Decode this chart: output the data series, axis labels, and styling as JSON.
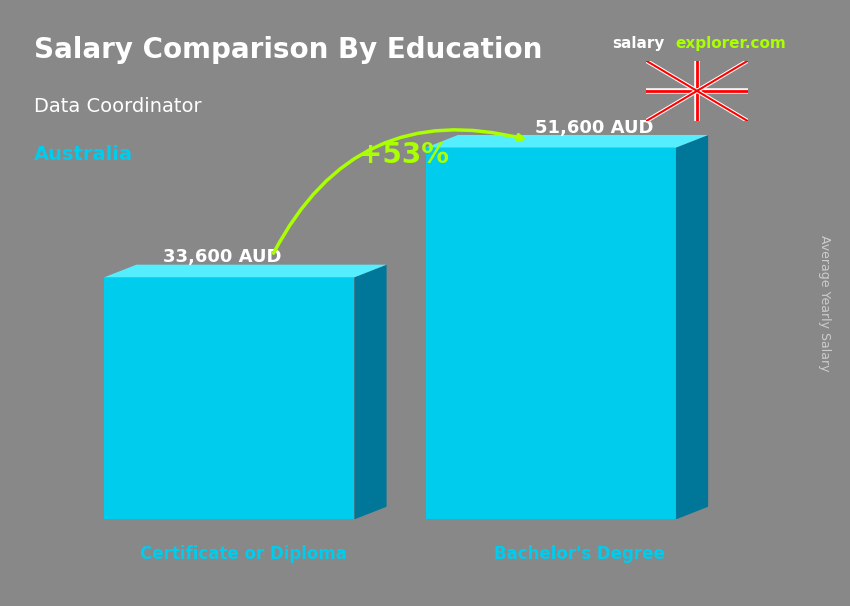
{
  "title1": "Salary Comparison By Education",
  "title2": "Data Coordinator",
  "title3": "Australia",
  "website_salary": "salary",
  "website_explorer": "explorer.com",
  "categories": [
    "Certificate or Diploma",
    "Bachelor's Degree"
  ],
  "values": [
    33600,
    51600
  ],
  "labels": [
    "33,600 AUD",
    "51,600 AUD"
  ],
  "pct_change": "+53%",
  "bar_color_main": "#00d4f0",
  "bar_color_dark": "#0099bb",
  "bar_color_top": "#00eeff",
  "bar_color_right": "#0077aa",
  "cat_label_color": "#00ccee",
  "title_color": "#ffffff",
  "subtitle_color": "#ffffff",
  "australia_color": "#00ccee",
  "pct_color": "#aaff00",
  "label_color": "#ffffff",
  "background_color": "#7a7a7a",
  "ylabel_text": "Average Yearly Salary",
  "ylabel_color": "#cccccc",
  "bar_width": 0.35,
  "ylim": [
    0,
    70000
  ],
  "x_positions": [
    0.3,
    0.75
  ],
  "fig_width": 8.5,
  "fig_height": 6.06
}
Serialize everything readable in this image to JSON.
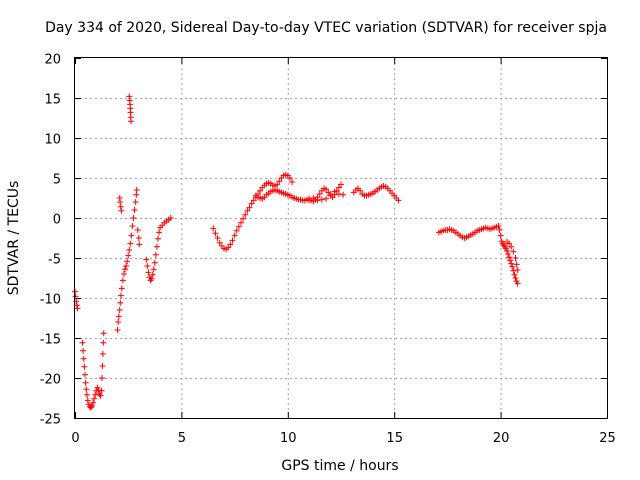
{
  "chart_data": {
    "type": "scatter",
    "title": "Day 334 of 2020, Sidereal Day-to-day VTEC variation (SDTVAR) for receiver spja",
    "xlabel": "GPS time / hours",
    "ylabel": "SDTVAR / TECUs",
    "xlim": [
      0,
      25
    ],
    "ylim": [
      -25,
      20
    ],
    "xticks": [
      0,
      5,
      10,
      15,
      20,
      25
    ],
    "yticks": [
      -25,
      -20,
      -15,
      -10,
      -5,
      0,
      5,
      10,
      15,
      20
    ],
    "grid": true,
    "marker": "plus",
    "colors": {
      "series": "#ff0000",
      "grid": "#a0a0a0",
      "axis": "#000000"
    },
    "series": [
      {
        "name": "spja",
        "points": [
          [
            0.0,
            -9.2
          ],
          [
            0.03,
            -9.8
          ],
          [
            0.06,
            -10.4
          ],
          [
            0.09,
            -10.9
          ],
          [
            0.12,
            -11.3
          ],
          [
            0.35,
            -15.6
          ],
          [
            0.38,
            -16.6
          ],
          [
            0.41,
            -17.6
          ],
          [
            0.44,
            -18.6
          ],
          [
            0.47,
            -19.6
          ],
          [
            0.5,
            -20.6
          ],
          [
            0.53,
            -21.4
          ],
          [
            0.56,
            -22.1
          ],
          [
            0.6,
            -22.8
          ],
          [
            0.65,
            -23.3
          ],
          [
            0.7,
            -23.6
          ],
          [
            0.75,
            -23.7
          ],
          [
            0.8,
            -23.5
          ],
          [
            0.85,
            -23.1
          ],
          [
            0.9,
            -22.6
          ],
          [
            0.95,
            -22.1
          ],
          [
            1.0,
            -21.6
          ],
          [
            1.05,
            -21.2
          ],
          [
            1.1,
            -21.5
          ],
          [
            1.15,
            -22.0
          ],
          [
            1.2,
            -22.2
          ],
          [
            1.25,
            -21.6
          ],
          [
            1.27,
            -20.0
          ],
          [
            1.29,
            -18.5
          ],
          [
            1.31,
            -17.0
          ],
          [
            1.33,
            -15.6
          ],
          [
            1.35,
            -14.4
          ],
          [
            2.0,
            -14.0
          ],
          [
            2.03,
            -13.0
          ],
          [
            2.06,
            -12.3
          ],
          [
            2.1,
            -11.5
          ],
          [
            2.13,
            -10.6
          ],
          [
            2.16,
            -9.7
          ],
          [
            2.2,
            -8.8
          ],
          [
            2.25,
            -7.8
          ],
          [
            2.3,
            -7.0
          ],
          [
            2.35,
            -6.4
          ],
          [
            2.4,
            -6.0
          ],
          [
            2.45,
            -5.4
          ],
          [
            2.5,
            -4.7
          ],
          [
            2.55,
            -4.0
          ],
          [
            2.6,
            -3.2
          ],
          [
            2.65,
            -2.2
          ],
          [
            2.7,
            -1.0
          ],
          [
            2.75,
            0.0
          ],
          [
            2.8,
            1.0
          ],
          [
            2.85,
            2.0
          ],
          [
            2.88,
            2.9
          ],
          [
            2.9,
            3.5
          ],
          [
            2.1,
            2.5
          ],
          [
            2.12,
            2.0
          ],
          [
            2.15,
            1.4
          ],
          [
            2.18,
            0.9
          ],
          [
            2.55,
            15.2
          ],
          [
            2.57,
            14.7
          ],
          [
            2.59,
            14.2
          ],
          [
            2.6,
            13.7
          ],
          [
            2.61,
            13.2
          ],
          [
            2.62,
            12.6
          ],
          [
            2.63,
            12.1
          ],
          [
            2.95,
            -1.5
          ],
          [
            3.0,
            -2.5
          ],
          [
            3.02,
            -3.3
          ],
          [
            3.35,
            -5.2
          ],
          [
            3.4,
            -6.0
          ],
          [
            3.45,
            -6.8
          ],
          [
            3.5,
            -7.4
          ],
          [
            3.55,
            -7.8
          ],
          [
            3.6,
            -7.6
          ],
          [
            3.65,
            -7.1
          ],
          [
            3.7,
            -6.4
          ],
          [
            3.75,
            -5.6
          ],
          [
            3.8,
            -4.6
          ],
          [
            3.85,
            -3.6
          ],
          [
            3.9,
            -2.6
          ],
          [
            3.95,
            -1.8
          ],
          [
            4.0,
            -1.2
          ],
          [
            4.1,
            -0.9
          ],
          [
            4.2,
            -0.6
          ],
          [
            4.3,
            -0.4
          ],
          [
            4.4,
            -0.2
          ],
          [
            4.5,
            0.0
          ],
          [
            6.5,
            -1.3
          ],
          [
            6.6,
            -1.9
          ],
          [
            6.7,
            -2.5
          ],
          [
            6.8,
            -3.1
          ],
          [
            6.9,
            -3.5
          ],
          [
            7.0,
            -3.8
          ],
          [
            7.1,
            -3.9
          ],
          [
            7.2,
            -3.7
          ],
          [
            7.3,
            -3.3
          ],
          [
            7.4,
            -2.8
          ],
          [
            7.5,
            -2.2
          ],
          [
            7.6,
            -1.6
          ],
          [
            7.7,
            -1.1
          ],
          [
            7.8,
            -0.6
          ],
          [
            7.9,
            -0.1
          ],
          [
            8.0,
            0.4
          ],
          [
            8.1,
            0.9
          ],
          [
            8.2,
            1.3
          ],
          [
            8.3,
            1.8
          ],
          [
            8.4,
            2.2
          ],
          [
            8.5,
            2.6
          ],
          [
            8.6,
            3.0
          ],
          [
            8.7,
            3.4
          ],
          [
            8.8,
            3.8
          ],
          [
            8.9,
            4.1
          ],
          [
            9.0,
            4.3
          ],
          [
            9.1,
            4.4
          ],
          [
            9.2,
            4.3
          ],
          [
            9.3,
            4.1
          ],
          [
            9.4,
            4.0
          ],
          [
            9.5,
            4.2
          ],
          [
            9.6,
            4.6
          ],
          [
            9.7,
            5.0
          ],
          [
            9.8,
            5.3
          ],
          [
            9.9,
            5.4
          ],
          [
            10.0,
            5.3
          ],
          [
            10.1,
            5.0
          ],
          [
            10.2,
            4.5
          ],
          [
            8.5,
            2.8
          ],
          [
            8.6,
            2.6
          ],
          [
            8.7,
            2.5
          ],
          [
            8.8,
            2.4
          ],
          [
            8.9,
            2.6
          ],
          [
            9.0,
            2.9
          ],
          [
            9.1,
            3.1
          ],
          [
            9.2,
            3.3
          ],
          [
            9.3,
            3.4
          ],
          [
            9.4,
            3.5
          ],
          [
            9.5,
            3.4
          ],
          [
            9.6,
            3.3
          ],
          [
            9.7,
            3.2
          ],
          [
            9.8,
            3.1
          ],
          [
            9.9,
            3.0
          ],
          [
            10.0,
            2.9
          ],
          [
            10.1,
            2.8
          ],
          [
            10.2,
            2.6
          ],
          [
            10.3,
            2.5
          ],
          [
            10.4,
            2.4
          ],
          [
            10.5,
            2.3
          ],
          [
            10.6,
            2.3
          ],
          [
            10.7,
            2.2
          ],
          [
            10.8,
            2.2
          ],
          [
            10.9,
            2.3
          ],
          [
            11.0,
            2.4
          ],
          [
            11.1,
            2.2
          ],
          [
            11.2,
            2.1
          ],
          [
            11.3,
            2.3
          ],
          [
            11.4,
            2.6
          ],
          [
            11.5,
            3.0
          ],
          [
            11.6,
            3.4
          ],
          [
            11.7,
            3.7
          ],
          [
            11.8,
            3.6
          ],
          [
            11.9,
            3.2
          ],
          [
            12.0,
            2.8
          ],
          [
            12.1,
            2.6
          ],
          [
            12.2,
            2.9
          ],
          [
            12.3,
            3.4
          ],
          [
            12.4,
            3.8
          ],
          [
            12.5,
            4.2
          ],
          [
            11.0,
            2.2
          ],
          [
            11.2,
            2.5
          ],
          [
            11.4,
            2.2
          ],
          [
            11.6,
            2.3
          ],
          [
            11.8,
            2.4
          ],
          [
            12.0,
            3.0
          ],
          [
            12.2,
            3.3
          ],
          [
            12.4,
            3.0
          ],
          [
            12.6,
            2.9
          ],
          [
            13.1,
            3.2
          ],
          [
            13.2,
            3.5
          ],
          [
            13.3,
            3.7
          ],
          [
            13.4,
            3.4
          ],
          [
            13.5,
            3.0
          ],
          [
            13.6,
            2.8
          ],
          [
            13.7,
            2.8
          ],
          [
            13.8,
            2.9
          ],
          [
            13.9,
            3.0
          ],
          [
            14.0,
            3.1
          ],
          [
            14.1,
            3.3
          ],
          [
            14.2,
            3.5
          ],
          [
            14.3,
            3.7
          ],
          [
            14.4,
            3.9
          ],
          [
            14.5,
            4.0
          ],
          [
            14.6,
            3.9
          ],
          [
            14.7,
            3.7
          ],
          [
            14.8,
            3.4
          ],
          [
            14.9,
            3.1
          ],
          [
            15.0,
            2.8
          ],
          [
            15.1,
            2.5
          ],
          [
            15.2,
            2.2
          ],
          [
            17.1,
            -1.8
          ],
          [
            17.2,
            -1.7
          ],
          [
            17.3,
            -1.6
          ],
          [
            17.4,
            -1.5
          ],
          [
            17.5,
            -1.5
          ],
          [
            17.6,
            -1.4
          ],
          [
            17.7,
            -1.5
          ],
          [
            17.8,
            -1.6
          ],
          [
            17.9,
            -1.8
          ],
          [
            18.0,
            -2.0
          ],
          [
            18.1,
            -2.2
          ],
          [
            18.2,
            -2.4
          ],
          [
            18.3,
            -2.5
          ],
          [
            18.4,
            -2.4
          ],
          [
            18.5,
            -2.3
          ],
          [
            18.6,
            -2.1
          ],
          [
            18.7,
            -2.0
          ],
          [
            18.8,
            -1.8
          ],
          [
            18.9,
            -1.6
          ],
          [
            19.0,
            -1.5
          ],
          [
            19.1,
            -1.4
          ],
          [
            19.2,
            -1.3
          ],
          [
            19.3,
            -1.2
          ],
          [
            19.4,
            -1.3
          ],
          [
            19.5,
            -1.4
          ],
          [
            19.6,
            -1.3
          ],
          [
            19.7,
            -1.2
          ],
          [
            19.8,
            -1.1
          ],
          [
            19.9,
            -1.0
          ],
          [
            19.95,
            -1.5
          ],
          [
            20.0,
            -2.2
          ],
          [
            20.05,
            -2.9
          ],
          [
            20.1,
            -3.2
          ],
          [
            20.15,
            -3.4
          ],
          [
            20.2,
            -3.6
          ],
          [
            20.25,
            -3.8
          ],
          [
            20.3,
            -4.1
          ],
          [
            20.35,
            -4.5
          ],
          [
            20.4,
            -4.9
          ],
          [
            20.45,
            -5.3
          ],
          [
            20.5,
            -5.7
          ],
          [
            20.55,
            -6.1
          ],
          [
            20.6,
            -6.6
          ],
          [
            20.65,
            -7.1
          ],
          [
            20.7,
            -7.5
          ],
          [
            20.75,
            -7.9
          ],
          [
            20.8,
            -8.2
          ],
          [
            20.3,
            -3.0
          ],
          [
            20.4,
            -3.2
          ],
          [
            20.5,
            -3.6
          ],
          [
            20.6,
            -4.2
          ],
          [
            20.7,
            -5.0
          ],
          [
            20.75,
            -5.8
          ],
          [
            20.8,
            -6.5
          ]
        ]
      }
    ]
  }
}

• The problem: How many lines of the entries above hold the string "ffffff"? Reply with the number alone.

• Solution to the exercise: 3